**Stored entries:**
★ ★ ★ ★

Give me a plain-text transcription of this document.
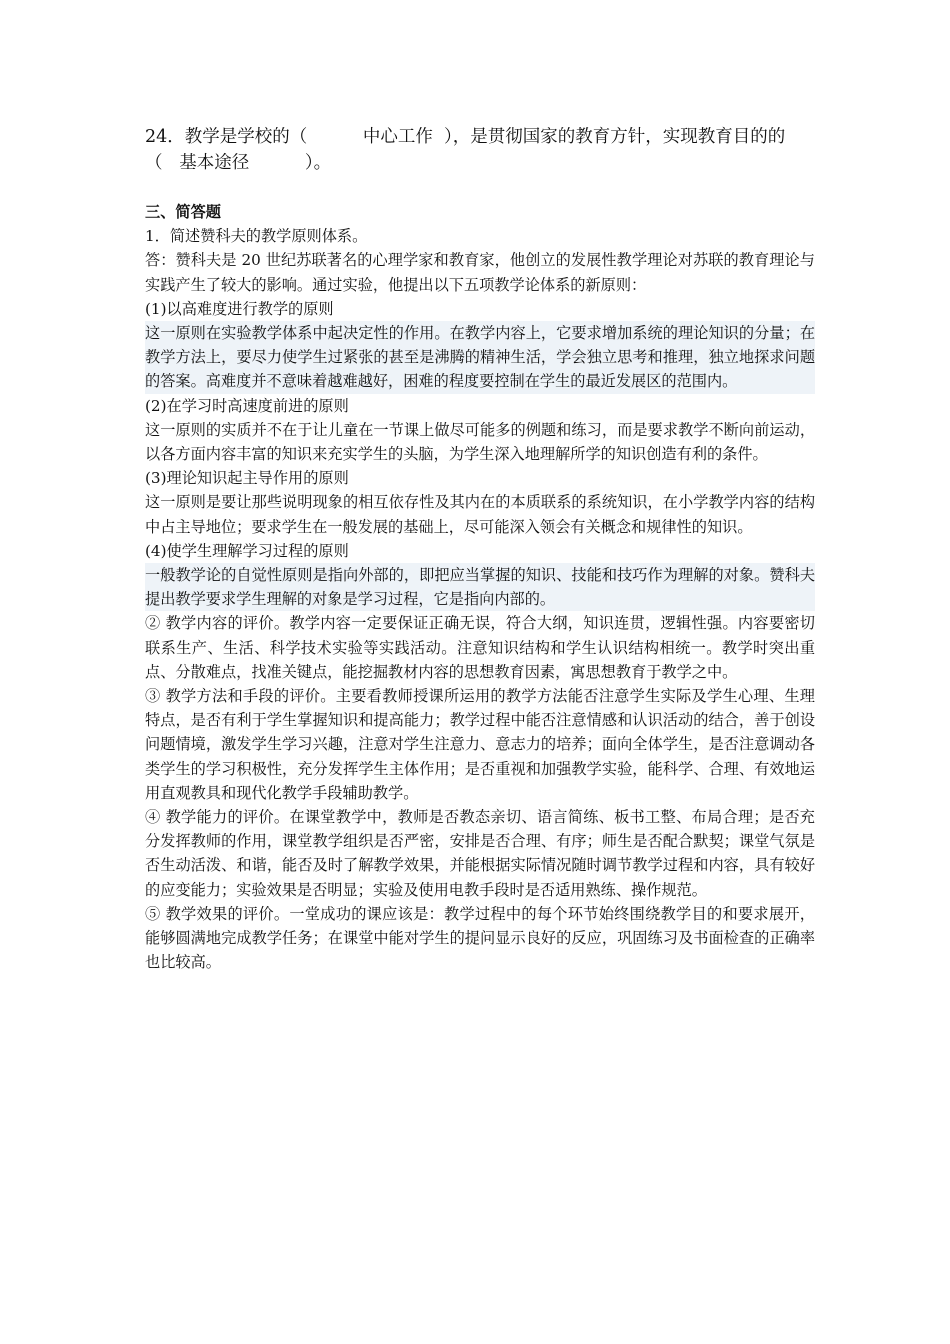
24．教学是学校的（          中心工作  ），是贯彻国家的教育方针，实现教育目的的

（   基本途径          ）。

三、简答题

1．简述赞科夫的教学原则体系。

答：赞科夫是 20 世纪苏联著名的心理学家和教育家，他创立的发展性教学理论对苏联的教育理论与实践产生了较大的影响。通过实验，他提出以下五项教学论体系的新原则：

(1)以高难度进行教学的原则

这一原则在实验教学体系中起决定性的作用。在教学内容上，它要求增加系统的理论知识的分量；在教学方法上，要尽力使学生过紧张的甚至是沸腾的精神生活，学会独立思考和推理，独立地探求问题的答案。高难度并不意味着越难越好，困难的程度要控制在学生的最近发展区的范围内。

(2)在学习时高速度前进的原则

这一原则的实质并不在于让儿童在一节课上做尽可能多的例题和练习，而是要求教学不断向前运动，以各方面内容丰富的知识来充实学生的头脑，为学生深入地理解所学的知识创造有利的条件。

(3)理论知识起主导作用的原则

这一原则是要让那些说明现象的相互依存性及其内在的本质联系的系统知识，在小学教学内容的结构中占主导地位；要求学生在一般发展的基础上，尽可能深入领会有关概念和规律性的知识。

(4)使学生理解学习过程的原则

一般教学论的自觉性原则是指向外部的，即把应当掌握的知识、技能和技巧作为理解的对象。赞科夫提出教学要求学生理解的对象是学习过程，它是指向内部的。

② 教学内容的评价。教学内容一定要保证正确无误，符合大纲，知识连贯，逻辑性强。内容要密切联系生产、生活、科学技术实验等实践活动。注意知识结构和学生认识结构相统一。教学时突出重点、分散难点，找准关键点，能挖掘教材内容的思想教育因素，寓思想教育于教学之中。

③ 教学方法和手段的评价。主要看教师授课所运用的教学方法能否注意学生实际及学生心理、生理特点，是否有利于学生掌握知识和提高能力；教学过程中能否注意情感和认识活动的结合，善于创设问题情境，激发学生学习兴趣，注意对学生注意力、意志力的培养；面向全体学生，是否注意调动各类学生的学习积极性，充分发挥学生主体作用；是否重视和加强教学实验，能科学、合理、有效地运用直观教具和现代化教学手段辅助教学。

④ 教学能力的评价。在课堂教学中，教师是否教态亲切、语言简练、板书工整、布局合理；是否充分发挥教师的作用，课堂教学组织是否严密，安排是否合理、有序；师生是否配合默契；课堂气氛是否生动活泼、和谐，能否及时了解教学效果，并能根据实际情况随时调节教学过程和内容，具有较好的应变能力；实验效果是否明显；实验及使用电教手段时是否适用熟练、操作规范。

⑤ 教学效果的评价。一堂成功的课应该是：教学过程中的每个环节始终围绕教学目的和要求展开，能够圆满地完成教学任务；在课堂中能对学生的提问显示良好的反应，巩固练习及书面检查的正确率也比较高。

★ ★ ★ ★

Pictures stay out of the copy; please restate every record above exactly.

**Result of this exercise:**
Give me a plain-text transcription of this document.
24．教学是学校的（          中心工作  ），是贯彻国家的教育方针，实现教育目的的

（   基本途径          ）。

三、简答题

1．简述赞科夫的教学原则体系。

答：赞科夫是 20 世纪苏联著名的心理学家和教育家，他创立的发展性教学理论对苏联的教育理论与实践产生了较大的影响。通过实验，他提出以下五项教学论体系的新原则：

(1)以高难度进行教学的原则

这一原则在实验教学体系中起决定性的作用。在教学内容上，它要求增加系统的理论知识的分量；在教学方法上，要尽力使学生过紧张的甚至是沸腾的精神生活，学会独立思考和推理，独立地探求问题的答案。高难度并不意味着越难越好，困难的程度要控制在学生的最近发展区的范围内。

(2)在学习时高速度前进的原则

这一原则的实质并不在于让儿童在一节课上做尽可能多的例题和练习，而是要求教学不断向前运动，以各方面内容丰富的知识来充实学生的头脑，为学生深入地理解所学的知识创造有利的条件。

(3)理论知识起主导作用的原则

这一原则是要让那些说明现象的相互依存性及其内在的本质联系的系统知识，在小学教学内容的结构中占主导地位；要求学生在一般发展的基础上，尽可能深入领会有关概念和规律性的知识。

(4)使学生理解学习过程的原则

一般教学论的自觉性原则是指向外部的，即把应当掌握的知识、技能和技巧作为理解的对象。赞科夫提出教学要求学生理解的对象是学习过程，它是指向内部的。

② 教学内容的评价。教学内容一定要保证正确无误，符合大纲，知识连贯，逻辑性强。内容要密切联系生产、生活、科学技术实验等实践活动。注意知识结构和学生认识结构相统一。教学时突出重点、分散难点，找准关键点，能挖掘教材内容的思想教育因素，寓思想教育于教学之中。

③ 教学方法和手段的评价。主要看教师授课所运用的教学方法能否注意学生实际及学生心理、生理特点，是否有利于学生掌握知识和提高能力；教学过程中能否注意情感和认识活动的结合，善于创设问题情境，激发学生学习兴趣，注意对学生注意力、意志力的培养；面向全体学生，是否注意调动各类学生的学习积极性，充分发挥学生主体作用；是否重视和加强教学实验，能科学、合理、有效地运用直观教具和现代化教学手段辅助教学。

④ 教学能力的评价。在课堂教学中，教师是否教态亲切、语言简练、板书工整、布局合理；是否充分发挥教师的作用，课堂教学组织是否严密，安排是否合理、有序；师生是否配合默契；课堂气氛是否生动活泼、和谐，能否及时了解教学效果，并能根据实际情况随时调节教学过程和内容，具有较好的应变能力；实验效果是否明显；实验及使用电教手段时是否适用熟练、操作规范。

⑤ 教学效果的评价。一堂成功的课应该是：教学过程中的每个环节始终围绕教学目的和要求展开，能够圆满地完成教学任务；在课堂中能对学生的提问显示良好的反应，巩固练习及书面检查的正确率也比较高。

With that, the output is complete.